> WHAT YOU HAVE TO DO
"линии" appears in how many lines of the entries? State only the number.
▼
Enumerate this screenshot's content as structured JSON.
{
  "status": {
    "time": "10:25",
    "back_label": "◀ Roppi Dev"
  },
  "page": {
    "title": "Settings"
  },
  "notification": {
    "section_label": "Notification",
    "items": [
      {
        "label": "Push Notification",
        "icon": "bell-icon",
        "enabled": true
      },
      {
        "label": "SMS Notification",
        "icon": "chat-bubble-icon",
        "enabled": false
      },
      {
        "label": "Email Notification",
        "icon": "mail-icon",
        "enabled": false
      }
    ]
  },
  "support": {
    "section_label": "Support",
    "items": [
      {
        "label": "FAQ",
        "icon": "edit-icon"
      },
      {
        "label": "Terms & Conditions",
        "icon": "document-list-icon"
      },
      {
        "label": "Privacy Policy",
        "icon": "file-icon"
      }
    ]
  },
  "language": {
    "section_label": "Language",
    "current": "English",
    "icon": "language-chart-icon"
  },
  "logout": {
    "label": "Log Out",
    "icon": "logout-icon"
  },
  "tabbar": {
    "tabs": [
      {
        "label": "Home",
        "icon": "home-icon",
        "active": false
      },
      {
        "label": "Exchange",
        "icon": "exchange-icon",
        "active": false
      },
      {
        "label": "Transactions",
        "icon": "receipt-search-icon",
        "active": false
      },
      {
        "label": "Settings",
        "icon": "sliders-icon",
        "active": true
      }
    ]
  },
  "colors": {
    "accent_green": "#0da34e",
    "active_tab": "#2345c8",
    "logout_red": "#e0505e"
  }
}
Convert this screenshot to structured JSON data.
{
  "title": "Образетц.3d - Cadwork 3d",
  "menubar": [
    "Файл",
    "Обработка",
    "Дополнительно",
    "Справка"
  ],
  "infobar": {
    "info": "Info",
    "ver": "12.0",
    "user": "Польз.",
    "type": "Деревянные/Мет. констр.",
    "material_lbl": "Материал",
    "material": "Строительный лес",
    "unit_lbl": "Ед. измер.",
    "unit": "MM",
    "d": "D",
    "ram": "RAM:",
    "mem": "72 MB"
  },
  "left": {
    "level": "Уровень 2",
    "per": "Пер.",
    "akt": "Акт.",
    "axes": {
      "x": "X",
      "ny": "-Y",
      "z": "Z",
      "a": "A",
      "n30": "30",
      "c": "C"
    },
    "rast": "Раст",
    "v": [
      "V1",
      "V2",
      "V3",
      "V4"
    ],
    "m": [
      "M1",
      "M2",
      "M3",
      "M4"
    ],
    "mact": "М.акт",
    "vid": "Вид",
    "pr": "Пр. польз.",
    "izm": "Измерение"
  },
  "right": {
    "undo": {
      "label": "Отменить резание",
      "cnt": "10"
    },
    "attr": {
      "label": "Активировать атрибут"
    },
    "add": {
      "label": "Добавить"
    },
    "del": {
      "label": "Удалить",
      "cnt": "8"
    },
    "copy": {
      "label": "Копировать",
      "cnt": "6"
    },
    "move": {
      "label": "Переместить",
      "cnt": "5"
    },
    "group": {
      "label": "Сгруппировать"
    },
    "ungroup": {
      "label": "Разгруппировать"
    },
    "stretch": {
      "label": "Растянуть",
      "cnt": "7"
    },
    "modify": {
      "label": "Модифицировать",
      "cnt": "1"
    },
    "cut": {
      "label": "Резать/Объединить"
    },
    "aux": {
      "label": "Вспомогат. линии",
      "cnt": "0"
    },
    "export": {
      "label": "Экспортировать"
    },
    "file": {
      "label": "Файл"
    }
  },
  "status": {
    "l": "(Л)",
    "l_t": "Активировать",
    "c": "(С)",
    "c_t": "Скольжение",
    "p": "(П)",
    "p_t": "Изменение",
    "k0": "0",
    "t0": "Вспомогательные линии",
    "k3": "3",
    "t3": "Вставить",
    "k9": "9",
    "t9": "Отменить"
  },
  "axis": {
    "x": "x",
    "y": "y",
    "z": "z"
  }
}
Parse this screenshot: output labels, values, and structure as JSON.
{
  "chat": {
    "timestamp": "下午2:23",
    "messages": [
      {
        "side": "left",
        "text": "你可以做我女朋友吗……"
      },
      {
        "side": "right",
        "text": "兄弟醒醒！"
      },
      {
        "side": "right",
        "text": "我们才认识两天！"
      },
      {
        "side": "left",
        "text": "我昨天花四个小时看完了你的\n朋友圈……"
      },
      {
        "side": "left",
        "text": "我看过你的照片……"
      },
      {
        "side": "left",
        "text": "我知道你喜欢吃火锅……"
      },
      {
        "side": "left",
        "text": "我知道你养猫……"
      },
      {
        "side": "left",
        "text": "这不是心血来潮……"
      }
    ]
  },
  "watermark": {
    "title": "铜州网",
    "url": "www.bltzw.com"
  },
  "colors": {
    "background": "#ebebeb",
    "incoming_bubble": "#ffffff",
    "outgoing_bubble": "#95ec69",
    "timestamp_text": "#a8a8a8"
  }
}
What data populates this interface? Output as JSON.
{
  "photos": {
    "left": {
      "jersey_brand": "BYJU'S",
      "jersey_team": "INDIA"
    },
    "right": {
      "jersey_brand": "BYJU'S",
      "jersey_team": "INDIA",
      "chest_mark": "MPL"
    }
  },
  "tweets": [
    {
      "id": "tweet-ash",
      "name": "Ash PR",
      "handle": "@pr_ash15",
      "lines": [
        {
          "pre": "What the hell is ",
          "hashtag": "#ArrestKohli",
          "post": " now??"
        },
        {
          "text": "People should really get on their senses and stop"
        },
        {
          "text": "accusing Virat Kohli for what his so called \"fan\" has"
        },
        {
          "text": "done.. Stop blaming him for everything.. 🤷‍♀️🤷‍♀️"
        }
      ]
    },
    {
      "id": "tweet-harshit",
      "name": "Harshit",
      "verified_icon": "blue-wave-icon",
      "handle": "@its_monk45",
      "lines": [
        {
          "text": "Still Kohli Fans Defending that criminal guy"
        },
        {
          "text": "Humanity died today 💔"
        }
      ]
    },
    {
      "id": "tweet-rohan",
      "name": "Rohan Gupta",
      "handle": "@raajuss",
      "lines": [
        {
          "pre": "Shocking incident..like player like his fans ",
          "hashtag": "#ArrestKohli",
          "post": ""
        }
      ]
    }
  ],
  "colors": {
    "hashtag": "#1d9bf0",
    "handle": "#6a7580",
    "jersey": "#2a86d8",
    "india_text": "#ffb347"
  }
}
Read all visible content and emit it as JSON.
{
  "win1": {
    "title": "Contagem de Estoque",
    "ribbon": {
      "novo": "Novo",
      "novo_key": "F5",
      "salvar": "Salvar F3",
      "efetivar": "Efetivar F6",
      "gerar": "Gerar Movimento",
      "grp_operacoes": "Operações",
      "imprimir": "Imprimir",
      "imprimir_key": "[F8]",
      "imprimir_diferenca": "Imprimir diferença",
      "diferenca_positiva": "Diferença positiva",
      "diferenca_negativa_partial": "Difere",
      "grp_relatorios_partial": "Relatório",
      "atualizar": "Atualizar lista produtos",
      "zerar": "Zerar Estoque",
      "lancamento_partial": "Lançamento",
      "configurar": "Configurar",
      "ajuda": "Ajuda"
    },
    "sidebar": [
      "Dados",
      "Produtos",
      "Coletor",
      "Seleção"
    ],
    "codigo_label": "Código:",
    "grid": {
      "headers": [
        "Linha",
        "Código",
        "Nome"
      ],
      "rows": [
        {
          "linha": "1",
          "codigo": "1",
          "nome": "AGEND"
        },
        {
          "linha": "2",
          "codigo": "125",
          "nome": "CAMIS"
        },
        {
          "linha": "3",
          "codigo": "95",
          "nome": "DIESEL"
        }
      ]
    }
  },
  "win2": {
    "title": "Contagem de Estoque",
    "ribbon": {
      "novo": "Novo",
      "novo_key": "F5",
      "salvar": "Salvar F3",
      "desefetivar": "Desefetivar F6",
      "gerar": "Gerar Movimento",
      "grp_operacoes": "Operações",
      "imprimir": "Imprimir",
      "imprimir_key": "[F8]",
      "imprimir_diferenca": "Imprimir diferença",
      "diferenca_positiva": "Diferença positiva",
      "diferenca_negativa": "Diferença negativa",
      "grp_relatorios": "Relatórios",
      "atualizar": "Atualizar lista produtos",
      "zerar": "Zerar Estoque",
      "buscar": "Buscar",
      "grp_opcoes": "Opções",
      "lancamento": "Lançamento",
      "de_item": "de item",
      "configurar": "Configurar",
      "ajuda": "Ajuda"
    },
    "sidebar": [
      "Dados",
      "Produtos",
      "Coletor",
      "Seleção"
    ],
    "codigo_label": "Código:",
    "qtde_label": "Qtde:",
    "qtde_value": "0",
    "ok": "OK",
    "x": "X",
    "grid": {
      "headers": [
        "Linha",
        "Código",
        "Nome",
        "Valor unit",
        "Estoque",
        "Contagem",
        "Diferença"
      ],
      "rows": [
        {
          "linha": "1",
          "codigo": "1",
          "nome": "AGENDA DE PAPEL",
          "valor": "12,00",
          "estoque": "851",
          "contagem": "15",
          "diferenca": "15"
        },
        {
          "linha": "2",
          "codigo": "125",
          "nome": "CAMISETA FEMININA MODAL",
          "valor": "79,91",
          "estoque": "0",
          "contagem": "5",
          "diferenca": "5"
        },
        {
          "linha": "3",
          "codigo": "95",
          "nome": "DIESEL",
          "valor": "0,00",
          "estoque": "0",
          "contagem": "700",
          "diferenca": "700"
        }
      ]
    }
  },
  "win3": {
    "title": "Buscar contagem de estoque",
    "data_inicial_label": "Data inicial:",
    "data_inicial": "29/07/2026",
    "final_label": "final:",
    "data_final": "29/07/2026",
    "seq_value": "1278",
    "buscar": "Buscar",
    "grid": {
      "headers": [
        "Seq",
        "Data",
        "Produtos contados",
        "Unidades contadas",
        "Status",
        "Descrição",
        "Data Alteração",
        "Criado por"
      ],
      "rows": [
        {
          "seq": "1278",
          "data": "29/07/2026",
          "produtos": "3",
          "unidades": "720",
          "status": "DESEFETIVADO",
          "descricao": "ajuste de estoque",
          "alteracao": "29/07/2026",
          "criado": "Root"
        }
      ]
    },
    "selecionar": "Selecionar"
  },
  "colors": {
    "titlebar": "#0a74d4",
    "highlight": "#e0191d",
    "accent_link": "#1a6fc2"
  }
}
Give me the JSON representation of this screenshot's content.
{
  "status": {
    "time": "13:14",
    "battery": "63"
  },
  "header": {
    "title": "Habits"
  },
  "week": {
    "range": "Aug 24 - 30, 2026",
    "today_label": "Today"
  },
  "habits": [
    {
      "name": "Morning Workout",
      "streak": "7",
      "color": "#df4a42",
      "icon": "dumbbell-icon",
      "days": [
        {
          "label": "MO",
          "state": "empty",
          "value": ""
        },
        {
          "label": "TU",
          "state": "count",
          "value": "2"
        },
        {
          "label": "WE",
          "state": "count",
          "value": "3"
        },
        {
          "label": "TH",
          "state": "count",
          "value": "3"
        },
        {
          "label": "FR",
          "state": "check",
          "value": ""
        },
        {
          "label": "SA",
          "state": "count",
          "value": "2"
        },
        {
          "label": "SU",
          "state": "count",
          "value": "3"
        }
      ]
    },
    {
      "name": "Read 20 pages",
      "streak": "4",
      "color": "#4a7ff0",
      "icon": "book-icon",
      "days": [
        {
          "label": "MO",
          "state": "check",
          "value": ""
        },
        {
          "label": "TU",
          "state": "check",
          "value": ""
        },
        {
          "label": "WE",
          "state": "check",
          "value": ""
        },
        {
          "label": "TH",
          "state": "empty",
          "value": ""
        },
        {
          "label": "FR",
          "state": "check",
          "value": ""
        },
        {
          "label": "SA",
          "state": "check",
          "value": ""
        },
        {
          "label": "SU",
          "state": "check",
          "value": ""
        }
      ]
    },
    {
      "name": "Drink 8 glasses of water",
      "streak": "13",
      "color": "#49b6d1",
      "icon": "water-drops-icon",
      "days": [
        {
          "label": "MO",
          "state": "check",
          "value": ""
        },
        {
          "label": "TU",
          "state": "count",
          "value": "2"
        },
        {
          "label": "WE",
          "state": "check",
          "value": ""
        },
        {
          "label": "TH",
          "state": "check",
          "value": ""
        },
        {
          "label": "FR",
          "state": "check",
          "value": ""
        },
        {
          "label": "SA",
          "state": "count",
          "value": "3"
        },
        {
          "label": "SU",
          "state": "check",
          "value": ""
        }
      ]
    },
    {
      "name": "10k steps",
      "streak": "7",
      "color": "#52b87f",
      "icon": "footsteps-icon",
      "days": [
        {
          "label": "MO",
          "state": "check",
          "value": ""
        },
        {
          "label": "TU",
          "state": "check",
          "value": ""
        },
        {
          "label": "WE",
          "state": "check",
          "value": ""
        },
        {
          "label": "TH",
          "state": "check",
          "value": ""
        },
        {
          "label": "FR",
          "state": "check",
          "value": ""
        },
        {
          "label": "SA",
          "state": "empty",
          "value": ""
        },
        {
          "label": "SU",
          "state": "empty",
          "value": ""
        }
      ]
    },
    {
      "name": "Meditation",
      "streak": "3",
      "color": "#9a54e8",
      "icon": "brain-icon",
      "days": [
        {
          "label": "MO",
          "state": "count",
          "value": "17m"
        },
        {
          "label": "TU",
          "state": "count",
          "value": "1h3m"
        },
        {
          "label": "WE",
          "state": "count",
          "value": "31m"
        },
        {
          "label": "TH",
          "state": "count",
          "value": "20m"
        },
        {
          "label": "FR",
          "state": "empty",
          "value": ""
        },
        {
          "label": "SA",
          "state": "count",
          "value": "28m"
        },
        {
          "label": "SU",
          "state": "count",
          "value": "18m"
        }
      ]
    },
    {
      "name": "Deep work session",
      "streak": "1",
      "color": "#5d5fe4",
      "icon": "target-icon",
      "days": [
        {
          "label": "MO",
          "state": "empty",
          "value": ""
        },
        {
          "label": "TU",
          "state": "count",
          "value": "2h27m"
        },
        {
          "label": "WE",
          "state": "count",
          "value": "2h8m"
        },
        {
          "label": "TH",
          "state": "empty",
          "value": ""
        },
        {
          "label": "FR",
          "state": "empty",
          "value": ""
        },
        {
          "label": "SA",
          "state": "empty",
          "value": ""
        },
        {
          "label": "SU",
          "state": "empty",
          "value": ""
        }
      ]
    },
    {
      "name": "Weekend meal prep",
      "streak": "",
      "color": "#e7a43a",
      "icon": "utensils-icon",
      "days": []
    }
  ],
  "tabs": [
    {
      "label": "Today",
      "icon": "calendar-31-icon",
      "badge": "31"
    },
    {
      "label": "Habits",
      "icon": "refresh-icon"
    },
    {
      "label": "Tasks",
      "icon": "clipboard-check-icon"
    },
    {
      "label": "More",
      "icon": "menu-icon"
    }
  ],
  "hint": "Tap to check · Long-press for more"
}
▲
> EXERCISE OUTPUT
2